__Work required__: A verbatim copy of the records is required, with all pictures left out.

==========

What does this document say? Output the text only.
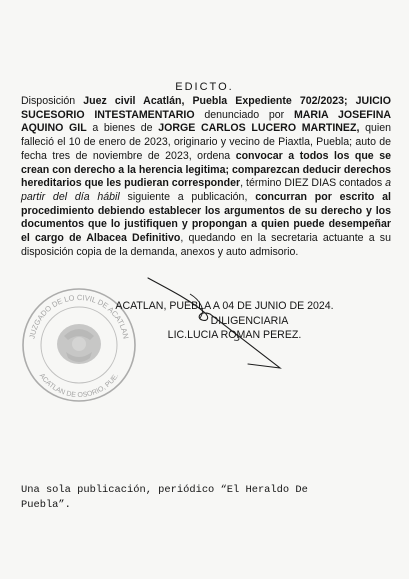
EDICTO.
Disposición Juez civil Acatlán, Puebla Expediente 702/2023; JUICIO SUCESORIO INTESTAMENTARIO denunciado por MARIA JOSEFINA AQUINO GIL a bienes de JORGE CARLOS LUCERO MARTINEZ, quien falleció el 10 de enero de 2023, originario y vecino de Piaxtla, Puebla; auto de fecha tres de noviembre de 2023, ordena convocar a todos los que se crean con derecho a la herencia legitima; comparezcan deducir derechos hereditarios que les pudieran corresponder, término DIEZ DIAS contados a partir del día hábil siguiente a publicación, concurran por escrito al procedimiento debiendo establecer los argumentos de su derecho y los documentos que lo justifiquen y propongan a quien puede desempeñar el cargo de Albacea Definitivo, quedando en la secretaria actuante a su disposición copia de la demanda, anexos y auto admisorio.
JUZGADO DE LO CIVIL DE ACATLAN
ACATLAN DE OSORIO, PUE.
ACATLAN, PUEBLA A 04 DE JUNIO DE 2024.
DILIGENCIARIA
LIC.LUCIA ROMAN PEREZ.
Una sola publicación, periódico “El Heraldo De
Puebla”.
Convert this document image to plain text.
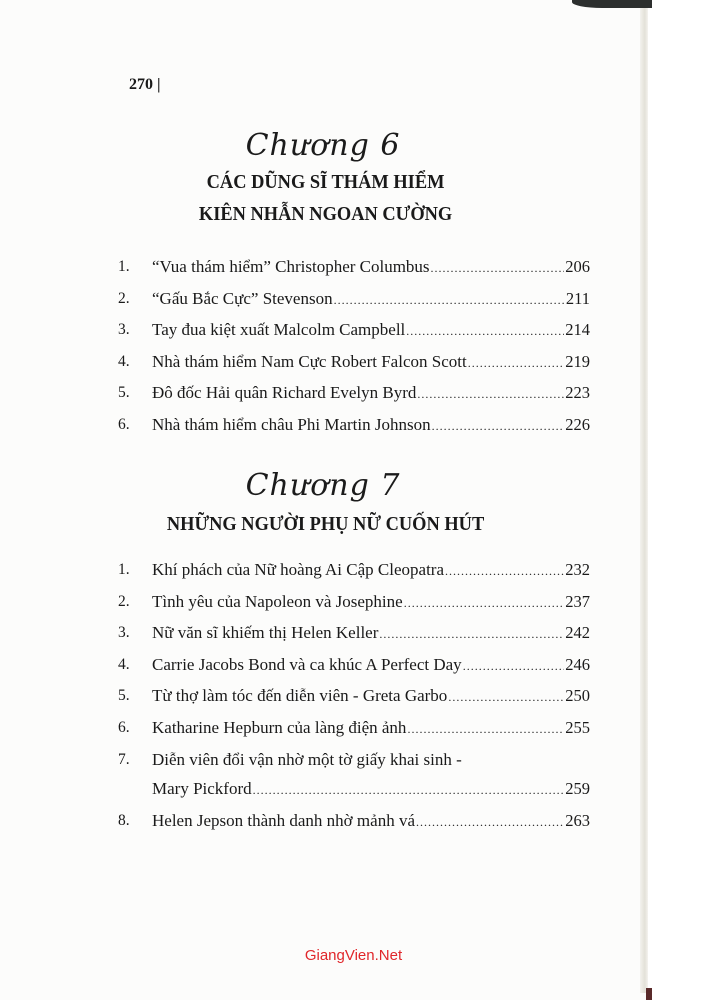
270 |
Chương 6
CÁC DŨNG SĨ THÁM HIỂM
KIÊN NHẪN NGOAN CƯỜNG
1.	“Vua thám hiểm” Christopher Columbus .....	206
2.	“Gấu Bắc Cực” Stevenson .....	211
3.	Tay đua kiệt xuất Malcolm Campbell .....	214
4.	Nhà thám hiểm Nam Cực Robert Falcon Scott .....	219
5.	Đô đốc Hải quân Richard Evelyn Byrd .....	223
6.	Nhà thám hiểm châu Phi Martin Johnson .....	226
Chương 7
NHỮNG NGƯỜI PHỤ NỮ CUỐN HÚT
1.	Khí phách của Nữ hoàng Ai Cập Cleopatra .....	232
2.	Tình yêu của Napoleon và Josephine .....	237
3.	Nữ văn sĩ khiếm thị Helen Keller .....	242
4.	Carrie Jacobs Bond và ca khúc A Perfect Day .....	246
5.	Từ thợ làm tóc đến diễn viên - Greta Garbo .....	250
6.	Katharine Hepburn của làng điện ảnh .....	255
7.	Diễn viên đổi vận nhờ một tờ giấy khai sinh -
Mary Pickford .....	259
8.	Helen Jepson thành danh nhờ mảnh vá .....	263
GiangVien.Net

==========

__Written reply__:
What does this document say? Output the text only.
EDICTO.
Disposición Juez civil Acatlán, Puebla Expediente 702/2023; JUICIO SUCESORIO INTESTAMENTARIO denunciado por MARIA JOSEFINA AQUINO GIL a bienes de JORGE CARLOS LUCERO MARTINEZ, quien falleció el 10 de enero de 2023, originario y vecino de Piaxtla, Puebla; auto de fecha tres de noviembre de 2023, ordena convocar a todos los que se crean con derecho a la herencia legitima; comparezcan deducir derechos hereditarios que les pudieran corresponder, término DIEZ DIAS contados a partir del día hábil siguiente a publicación, concurran por escrito al procedimiento debiendo establecer los argumentos de su derecho y los documentos que lo justifiquen y propongan a quien puede desempeñar el cargo de Albacea Definitivo, quedando en la secretaria actuante a su disposición copia de la demanda, anexos y auto admisorio.
JUZGADO DE LO CIVIL DE ACATLAN
ACATLAN DE OSORIO, PUE.
ACATLAN, PUEBLA A 04 DE JUNIO DE 2024.
DILIGENCIARIA
LIC.LUCIA ROMAN PEREZ.
Una sola publicación, periódico “El Heraldo De
Puebla”.
Convert this document image to plain text.
270 |
Chương 6
CÁC DŨNG SĨ THÁM HIỂM
KIÊN NHẪN NGOAN CƯỜNG
1.	“Vua thám hiểm” Christopher Columbus .....	206
2.	“Gấu Bắc Cực” Stevenson .....	211
3.	Tay đua kiệt xuất Malcolm Campbell .....	214
4.	Nhà thám hiểm Nam Cực Robert Falcon Scott .....	219
5.	Đô đốc Hải quân Richard Evelyn Byrd .....	223
6.	Nhà thám hiểm châu Phi Martin Johnson .....	226
Chương 7
NHỮNG NGƯỜI PHỤ NỮ CUỐN HÚT
1.	Khí phách của Nữ hoàng Ai Cập Cleopatra .....	232
2.	Tình yêu của Napoleon và Josephine .....	237
3.	Nữ văn sĩ khiếm thị Helen Keller .....	242
4.	Carrie Jacobs Bond và ca khúc A Perfect Day .....	246
5.	Từ thợ làm tóc đến diễn viên - Greta Garbo .....	250
6.	Katharine Hepburn của làng điện ảnh .....	255
7.	Diễn viên đổi vận nhờ một tờ giấy khai sinh -
Mary Pickford .....	259
8.	Helen Jepson thành danh nhờ mảnh vá .....	263
GiangVien.Net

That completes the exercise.